EXERCISE MATERIAL:

++++++++

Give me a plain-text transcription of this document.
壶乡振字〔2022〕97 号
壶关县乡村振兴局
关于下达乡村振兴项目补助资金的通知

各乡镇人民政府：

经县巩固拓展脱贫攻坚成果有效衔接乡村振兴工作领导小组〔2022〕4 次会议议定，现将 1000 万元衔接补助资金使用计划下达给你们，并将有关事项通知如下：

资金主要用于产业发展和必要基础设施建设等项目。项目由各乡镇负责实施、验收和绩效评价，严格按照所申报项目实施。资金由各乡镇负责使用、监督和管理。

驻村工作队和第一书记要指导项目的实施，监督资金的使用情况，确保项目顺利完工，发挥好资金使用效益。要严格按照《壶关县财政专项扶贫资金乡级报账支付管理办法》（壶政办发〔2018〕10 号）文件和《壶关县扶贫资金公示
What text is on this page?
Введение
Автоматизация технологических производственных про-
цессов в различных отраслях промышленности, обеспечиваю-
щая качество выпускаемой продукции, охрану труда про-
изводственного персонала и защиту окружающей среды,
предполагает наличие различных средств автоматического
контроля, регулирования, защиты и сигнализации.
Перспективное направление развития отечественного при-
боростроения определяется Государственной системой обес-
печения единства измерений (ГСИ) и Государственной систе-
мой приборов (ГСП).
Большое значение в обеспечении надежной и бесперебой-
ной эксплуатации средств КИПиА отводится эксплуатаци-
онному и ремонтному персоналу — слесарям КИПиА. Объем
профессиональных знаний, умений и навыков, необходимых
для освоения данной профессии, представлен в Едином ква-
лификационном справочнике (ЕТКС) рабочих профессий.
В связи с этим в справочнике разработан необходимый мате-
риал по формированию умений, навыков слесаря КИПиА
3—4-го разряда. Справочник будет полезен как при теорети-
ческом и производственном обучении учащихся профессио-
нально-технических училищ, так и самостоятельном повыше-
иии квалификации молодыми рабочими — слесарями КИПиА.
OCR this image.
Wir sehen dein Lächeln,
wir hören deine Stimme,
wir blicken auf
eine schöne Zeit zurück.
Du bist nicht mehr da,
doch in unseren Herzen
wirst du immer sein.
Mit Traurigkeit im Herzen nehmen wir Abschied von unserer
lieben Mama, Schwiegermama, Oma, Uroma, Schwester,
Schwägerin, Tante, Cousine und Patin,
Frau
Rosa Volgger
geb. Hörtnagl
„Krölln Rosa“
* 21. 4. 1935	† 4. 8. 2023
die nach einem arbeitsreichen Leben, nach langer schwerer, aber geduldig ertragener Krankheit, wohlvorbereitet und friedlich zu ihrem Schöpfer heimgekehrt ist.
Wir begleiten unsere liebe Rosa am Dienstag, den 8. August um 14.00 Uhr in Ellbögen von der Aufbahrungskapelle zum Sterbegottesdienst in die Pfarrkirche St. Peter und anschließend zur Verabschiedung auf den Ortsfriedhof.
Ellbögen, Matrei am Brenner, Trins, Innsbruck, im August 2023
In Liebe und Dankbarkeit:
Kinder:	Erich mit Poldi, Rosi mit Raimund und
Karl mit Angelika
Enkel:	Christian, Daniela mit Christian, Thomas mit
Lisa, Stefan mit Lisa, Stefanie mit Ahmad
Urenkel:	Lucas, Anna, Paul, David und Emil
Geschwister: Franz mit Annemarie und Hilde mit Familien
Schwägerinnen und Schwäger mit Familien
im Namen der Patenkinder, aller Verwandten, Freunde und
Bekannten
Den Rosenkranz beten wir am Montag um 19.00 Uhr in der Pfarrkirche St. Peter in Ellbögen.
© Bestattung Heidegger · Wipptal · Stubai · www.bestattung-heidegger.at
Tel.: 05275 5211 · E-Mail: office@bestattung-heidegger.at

++++++++

TASK DETAILS:
Nothing in the data may differ; print all of it exactly as written.

TASK RESULT:
Give me a plain-text transcription of this document.
壶乡振字〔2022〕97 号
壶关县乡村振兴局
关于下达乡村振兴项目补助资金的通知

各乡镇人民政府：

经县巩固拓展脱贫攻坚成果有效衔接乡村振兴工作领导小组〔2022〕4 次会议议定，现将 1000 万元衔接补助资金使用计划下达给你们，并将有关事项通知如下：

资金主要用于产业发展和必要基础设施建设等项目。项目由各乡镇负责实施、验收和绩效评价，严格按照所申报项目实施。资金由各乡镇负责使用、监督和管理。

驻村工作队和第一书记要指导项目的实施，监督资金的使用情况，确保项目顺利完工，发挥好资金使用效益。要严格按照《壶关县财政专项扶贫资金乡级报账支付管理办法》（壶政办发〔2018〕10 号）文件和《壶关县扶贫资金公示
What text is on this page?
Введение
Автоматизация технологических производственных про-
цессов в различных отраслях промышленности, обеспечиваю-
щая качество выпускаемой продукции, охрану труда про-
изводственного персонала и защиту окружающей среды,
предполагает наличие различных средств автоматического
контроля, регулирования, защиты и сигнализации.
Перспективное направление развития отечественного при-
боростроения определяется Государственной системой обес-
печения единства измерений (ГСИ) и Государственной систе-
мой приборов (ГСП).
Большое значение в обеспечении надежной и бесперебой-
ной эксплуатации средств КИПиА отводится эксплуатаци-
онному и ремонтному персоналу — слесарям КИПиА. Объем
профессиональных знаний, умений и навыков, необходимых
для освоения данной профессии, представлен в Едином ква-
лификационном справочнике (ЕТКС) рабочих профессий.
В связи с этим в справочнике разработан необходимый мате-
риал по формированию умений, навыков слесаря КИПиА
3—4-го разряда. Справочник будет полезен как при теорети-
ческом и производственном обучении учащихся профессио-
нально-технических училищ, так и самостоятельном повыше-
иии квалификации молодыми рабочими — слесарями КИПиА.
OCR this image.
Wir sehen dein Lächeln,
wir hören deine Stimme,
wir blicken auf
eine schöne Zeit zurück.
Du bist nicht mehr da,
doch in unseren Herzen
wirst du immer sein.
Mit Traurigkeit im Herzen nehmen wir Abschied von unserer
lieben Mama, Schwiegermama, Oma, Uroma, Schwester,
Schwägerin, Tante, Cousine und Patin,
Frau
Rosa Volgger
geb. Hörtnagl
„Krölln Rosa“
* 21. 4. 1935	† 4. 8. 2023
die nach einem arbeitsreichen Leben, nach langer schwerer, aber geduldig ertragener Krankheit, wohlvorbereitet und friedlich zu ihrem Schöpfer heimgekehrt ist.
Wir begleiten unsere liebe Rosa am Dienstag, den 8. August um 14.00 Uhr in Ellbögen von der Aufbahrungskapelle zum Sterbegottesdienst in die Pfarrkirche St. Peter und anschließend zur Verabschiedung auf den Ortsfriedhof.
Ellbögen, Matrei am Brenner, Trins, Innsbruck, im August 2023
In Liebe und Dankbarkeit:
Kinder:	Erich mit Poldi, Rosi mit Raimund und
Karl mit Angelika
Enkel:	Christian, Daniela mit Christian, Thomas mit
Lisa, Stefan mit Lisa, Stefanie mit Ahmad
Urenkel:	Lucas, Anna, Paul, David und Emil
Geschwister: Franz mit Annemarie und Hilde mit Familien
Schwägerinnen und Schwäger mit Familien
im Namen der Patenkinder, aller Verwandten, Freunde und
Bekannten
Den Rosenkranz beten wir am Montag um 19.00 Uhr in der Pfarrkirche St. Peter in Ellbögen.
© Bestattung Heidegger · Wipptal · Stubai · www.bestattung-heidegger.at
Tel.: 05275 5211 · E-Mail: office@bestattung-heidegger.at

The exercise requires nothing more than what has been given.